Source extract:
^^^^
I look through Playboy so you don’t have to

It’s all dried up now, but in the first 50 years of its life Playboy was the slickest of the slicks for science fiction, publishing many of the genre’s masters. Here is every story you should read.

Let’s start with the bad news. Playboy didn’t publish a lot of science fiction. I looked through every edition from its first issue in 1953 to the end of its print run in 2020 and I found less than 100 stories that could even feasibly be claimed for the genre. More than half of these are in the list below.

Hugh Hefner may have harbored liberal and intellectual aims for his men’s magazine, but it was actually a deeply conservative publication, using sexual freedom as camouflage for a slavish devotion to traditional values and affluence: witness its long streak of Trump-worship. You can tell a readership by the advertising, which in Playboy’s case runs the gamut from golf and fine watches to military paraphernalia and the bric-a-brac of American pride.
^^^^
Material supplied:

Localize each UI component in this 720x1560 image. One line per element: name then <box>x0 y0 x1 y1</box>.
^^^^
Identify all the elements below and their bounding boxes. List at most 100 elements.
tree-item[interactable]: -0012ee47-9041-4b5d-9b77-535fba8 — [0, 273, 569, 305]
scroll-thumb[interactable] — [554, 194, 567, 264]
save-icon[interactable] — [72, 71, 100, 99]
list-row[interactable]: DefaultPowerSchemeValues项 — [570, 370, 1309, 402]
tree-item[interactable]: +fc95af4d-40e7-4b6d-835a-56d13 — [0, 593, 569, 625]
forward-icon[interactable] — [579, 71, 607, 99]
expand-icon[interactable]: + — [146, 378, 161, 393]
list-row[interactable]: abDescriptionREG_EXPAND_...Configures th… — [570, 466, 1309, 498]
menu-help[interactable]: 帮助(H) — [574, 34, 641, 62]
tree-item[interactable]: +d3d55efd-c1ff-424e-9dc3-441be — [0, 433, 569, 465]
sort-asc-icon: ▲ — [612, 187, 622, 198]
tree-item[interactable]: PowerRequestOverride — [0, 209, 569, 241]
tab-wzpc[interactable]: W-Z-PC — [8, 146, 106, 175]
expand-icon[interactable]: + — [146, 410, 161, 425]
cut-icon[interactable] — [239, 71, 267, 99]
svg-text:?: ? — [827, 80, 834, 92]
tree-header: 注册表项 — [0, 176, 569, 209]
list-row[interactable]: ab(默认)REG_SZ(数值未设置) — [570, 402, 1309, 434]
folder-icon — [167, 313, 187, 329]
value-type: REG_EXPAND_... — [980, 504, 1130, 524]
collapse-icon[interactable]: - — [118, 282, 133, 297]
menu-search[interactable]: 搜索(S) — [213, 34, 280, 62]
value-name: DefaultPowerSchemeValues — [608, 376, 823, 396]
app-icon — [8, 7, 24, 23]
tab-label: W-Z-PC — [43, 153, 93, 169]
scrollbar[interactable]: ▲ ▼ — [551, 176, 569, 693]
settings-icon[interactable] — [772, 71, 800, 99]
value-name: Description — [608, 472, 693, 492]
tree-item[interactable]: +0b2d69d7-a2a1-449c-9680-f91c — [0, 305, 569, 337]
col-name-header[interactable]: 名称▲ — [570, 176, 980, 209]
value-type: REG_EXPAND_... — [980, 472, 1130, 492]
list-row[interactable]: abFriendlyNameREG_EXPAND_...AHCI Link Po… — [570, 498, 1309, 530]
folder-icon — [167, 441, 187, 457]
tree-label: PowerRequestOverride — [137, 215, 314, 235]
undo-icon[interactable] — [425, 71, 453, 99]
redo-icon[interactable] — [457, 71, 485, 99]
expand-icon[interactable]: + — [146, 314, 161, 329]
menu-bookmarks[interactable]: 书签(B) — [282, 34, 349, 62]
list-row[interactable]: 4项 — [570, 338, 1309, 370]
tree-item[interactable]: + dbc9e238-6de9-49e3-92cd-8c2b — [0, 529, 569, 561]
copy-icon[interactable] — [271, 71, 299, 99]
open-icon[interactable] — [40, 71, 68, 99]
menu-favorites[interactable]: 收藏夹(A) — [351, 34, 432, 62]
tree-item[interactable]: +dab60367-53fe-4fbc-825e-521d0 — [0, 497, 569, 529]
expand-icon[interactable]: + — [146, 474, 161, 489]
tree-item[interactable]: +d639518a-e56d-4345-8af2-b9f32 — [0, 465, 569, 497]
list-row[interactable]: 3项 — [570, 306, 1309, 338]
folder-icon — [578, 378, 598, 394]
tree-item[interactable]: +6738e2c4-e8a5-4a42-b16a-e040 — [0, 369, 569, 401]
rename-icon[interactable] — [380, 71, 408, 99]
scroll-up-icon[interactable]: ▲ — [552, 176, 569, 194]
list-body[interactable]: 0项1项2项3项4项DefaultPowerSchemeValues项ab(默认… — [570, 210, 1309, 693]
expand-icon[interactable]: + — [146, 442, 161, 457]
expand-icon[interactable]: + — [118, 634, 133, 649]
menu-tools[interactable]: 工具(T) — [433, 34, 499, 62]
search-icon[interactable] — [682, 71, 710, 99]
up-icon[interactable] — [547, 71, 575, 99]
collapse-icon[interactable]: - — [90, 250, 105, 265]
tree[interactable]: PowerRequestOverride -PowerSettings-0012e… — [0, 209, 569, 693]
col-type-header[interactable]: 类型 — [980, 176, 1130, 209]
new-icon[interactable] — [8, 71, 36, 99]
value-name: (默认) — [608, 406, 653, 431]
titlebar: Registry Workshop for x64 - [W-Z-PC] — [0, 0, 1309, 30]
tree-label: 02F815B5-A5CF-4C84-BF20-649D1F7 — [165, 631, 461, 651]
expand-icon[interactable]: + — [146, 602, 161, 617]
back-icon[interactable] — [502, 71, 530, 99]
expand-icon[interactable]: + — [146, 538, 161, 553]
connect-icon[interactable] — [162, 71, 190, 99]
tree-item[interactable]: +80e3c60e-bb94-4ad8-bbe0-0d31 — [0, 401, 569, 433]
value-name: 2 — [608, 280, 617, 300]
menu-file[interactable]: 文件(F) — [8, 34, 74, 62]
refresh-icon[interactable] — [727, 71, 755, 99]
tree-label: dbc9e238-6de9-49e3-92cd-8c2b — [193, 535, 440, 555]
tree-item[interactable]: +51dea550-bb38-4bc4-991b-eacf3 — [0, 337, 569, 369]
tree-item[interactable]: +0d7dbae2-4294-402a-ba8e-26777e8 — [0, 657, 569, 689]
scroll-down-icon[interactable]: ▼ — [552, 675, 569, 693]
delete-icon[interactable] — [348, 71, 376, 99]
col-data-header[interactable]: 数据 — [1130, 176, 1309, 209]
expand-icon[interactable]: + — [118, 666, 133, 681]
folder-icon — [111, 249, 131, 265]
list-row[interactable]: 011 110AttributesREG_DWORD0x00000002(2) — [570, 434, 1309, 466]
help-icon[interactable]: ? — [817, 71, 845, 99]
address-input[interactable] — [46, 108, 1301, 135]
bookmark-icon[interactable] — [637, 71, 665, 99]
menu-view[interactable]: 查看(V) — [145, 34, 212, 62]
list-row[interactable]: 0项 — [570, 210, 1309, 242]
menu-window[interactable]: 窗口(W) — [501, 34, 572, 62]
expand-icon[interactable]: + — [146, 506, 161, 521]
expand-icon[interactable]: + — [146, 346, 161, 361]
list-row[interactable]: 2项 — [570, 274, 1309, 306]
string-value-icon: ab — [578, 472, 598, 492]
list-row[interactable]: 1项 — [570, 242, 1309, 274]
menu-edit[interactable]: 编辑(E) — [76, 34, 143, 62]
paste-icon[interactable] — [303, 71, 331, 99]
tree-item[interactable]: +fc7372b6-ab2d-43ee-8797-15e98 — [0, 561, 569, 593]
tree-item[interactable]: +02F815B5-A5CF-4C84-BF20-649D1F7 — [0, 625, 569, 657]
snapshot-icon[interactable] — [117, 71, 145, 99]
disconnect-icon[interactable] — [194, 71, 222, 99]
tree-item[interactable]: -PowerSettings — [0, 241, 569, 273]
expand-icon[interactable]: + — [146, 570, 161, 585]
^^^^
Required work:
Pick up the essay on science fiction in Playboy after its last sentence and keep writing it.

The response:
For all that the magazine seemed to target ordinary teen boys, cheap thrills for the college locker room, its audience was actually the wealthy and the would-be wealthy. It was middle aged and somewhat staid from the start. Playboy was a mirror held up proudly to white male privilege. Its kinks were safe kinks. It talked about sex but it was the most repressed magazine on its shelf.

Before you think there was some thrill in plowing through crumpled stacks of about 700 back issues, I have to tell you that the old joke about reading it for the articles is right. The nudes bore me sexless. An odd form of titillation for men who presumably could get the real thing on demand, they were always the least interesting of Playboy’s ploys, a waste of ink and gloss. The women are as interchangeable as robot parts, all the same age and shape, all the epitome of grey-haired corporate desire.

Did anybody really buy it for the breasts? Not if you understood what you were getting, no, but I guess the kids who shoved it under their mattresses knew no better.

In the 1980s Playboy shifted toward a younger, hipper market, chasing the success of a host of fresher, less self-absorbed rivals. It also began to feature more than its token colored and exotic models, desperate to attract wealthy blacks. But it was never what you could conceivably call woke, and now it’s just another of your grandfather’s knee tremblers online.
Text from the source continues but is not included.